### Directive
Repeat the listing word for word. No pictures belong in the copy.

### Excerpted data

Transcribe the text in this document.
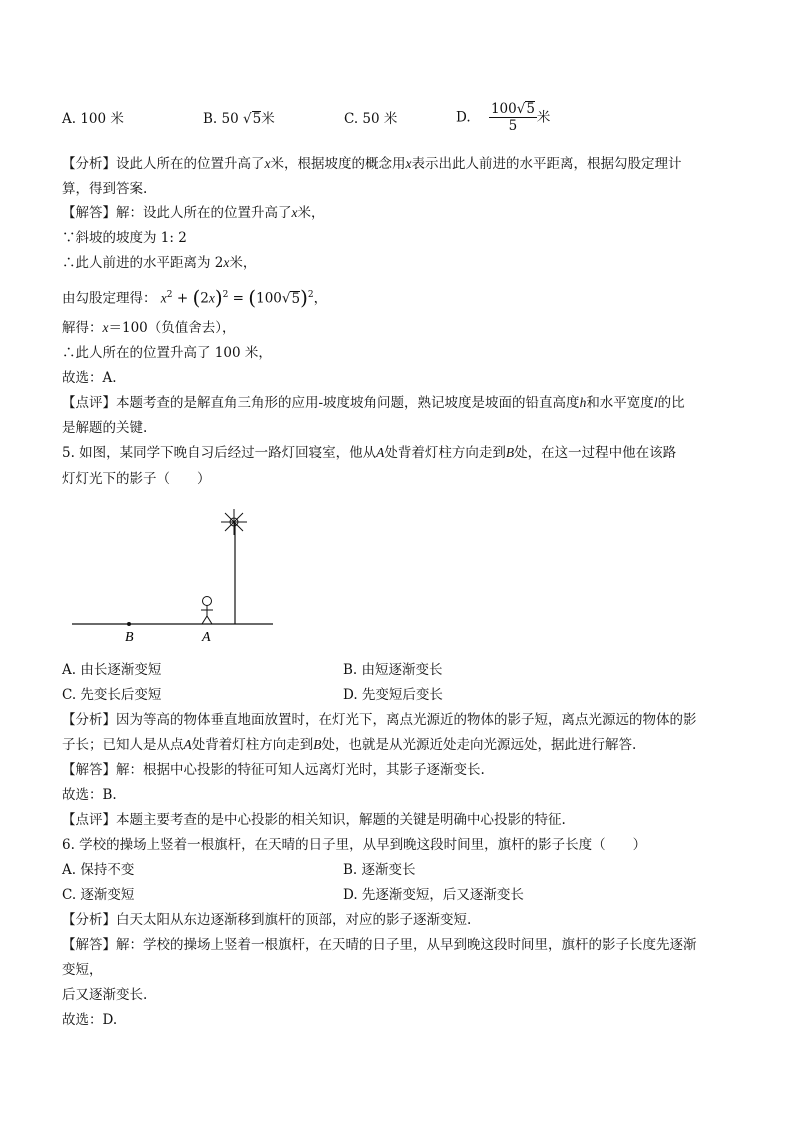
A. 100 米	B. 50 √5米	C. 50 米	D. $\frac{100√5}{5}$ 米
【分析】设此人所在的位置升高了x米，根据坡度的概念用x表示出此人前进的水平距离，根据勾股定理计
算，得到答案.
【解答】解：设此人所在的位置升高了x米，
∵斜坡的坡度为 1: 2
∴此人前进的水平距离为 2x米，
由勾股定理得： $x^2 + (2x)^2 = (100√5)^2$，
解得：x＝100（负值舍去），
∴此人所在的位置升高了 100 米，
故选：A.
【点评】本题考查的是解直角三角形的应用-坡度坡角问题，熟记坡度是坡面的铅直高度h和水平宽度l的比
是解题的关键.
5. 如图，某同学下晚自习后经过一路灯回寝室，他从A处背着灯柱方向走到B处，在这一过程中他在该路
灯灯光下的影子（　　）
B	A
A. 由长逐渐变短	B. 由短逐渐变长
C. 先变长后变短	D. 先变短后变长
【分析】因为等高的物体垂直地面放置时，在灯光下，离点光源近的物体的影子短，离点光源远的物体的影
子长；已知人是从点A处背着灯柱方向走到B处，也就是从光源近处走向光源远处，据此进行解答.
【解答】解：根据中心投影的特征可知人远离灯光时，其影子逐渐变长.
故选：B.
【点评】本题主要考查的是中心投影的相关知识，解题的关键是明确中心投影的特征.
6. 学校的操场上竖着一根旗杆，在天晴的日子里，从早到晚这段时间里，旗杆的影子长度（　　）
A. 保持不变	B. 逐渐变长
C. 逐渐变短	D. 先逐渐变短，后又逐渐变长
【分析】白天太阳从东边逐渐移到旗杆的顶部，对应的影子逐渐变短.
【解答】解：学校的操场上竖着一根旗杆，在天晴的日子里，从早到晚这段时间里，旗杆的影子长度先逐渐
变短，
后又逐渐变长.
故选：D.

### Output
Transcribe the text in this document.
A. 100 米	B. 50 √5米	C. 50 米	D. $\frac{100√5}{5}$ 米
【分析】设此人所在的位置升高了x米，根据坡度的概念用x表示出此人前进的水平距离，根据勾股定理计
算，得到答案.
【解答】解：设此人所在的位置升高了x米，
∵斜坡的坡度为 1: 2
∴此人前进的水平距离为 2x米，
由勾股定理得： $x^2 + (2x)^2 = (100√5)^2$，
解得：x＝100（负值舍去），
∴此人所在的位置升高了 100 米，
故选：A.
【点评】本题考查的是解直角三角形的应用-坡度坡角问题，熟记坡度是坡面的铅直高度h和水平宽度l的比
是解题的关键.
5. 如图，某同学下晚自习后经过一路灯回寝室，他从A处背着灯柱方向走到B处，在这一过程中他在该路
灯灯光下的影子（　　）
B	A
A. 由长逐渐变短	B. 由短逐渐变长
C. 先变长后变短	D. 先变短后变长
【分析】因为等高的物体垂直地面放置时，在灯光下，离点光源近的物体的影子短，离点光源远的物体的影
子长；已知人是从点A处背着灯柱方向走到B处，也就是从光源近处走向光源远处，据此进行解答.
【解答】解：根据中心投影的特征可知人远离灯光时，其影子逐渐变长.
故选：B.
【点评】本题主要考查的是中心投影的相关知识，解题的关键是明确中心投影的特征.
6. 学校的操场上竖着一根旗杆，在天晴的日子里，从早到晚这段时间里，旗杆的影子长度（　　）
A. 保持不变	B. 逐渐变长
C. 逐渐变短	D. 先逐渐变短，后又逐渐变长
【分析】白天太阳从东边逐渐移到旗杆的顶部，对应的影子逐渐变短.
【解答】解：学校的操场上竖着一根旗杆，在天晴的日子里，从早到晚这段时间里，旗杆的影子长度先逐渐
变短，
后又逐渐变长.
故选：D.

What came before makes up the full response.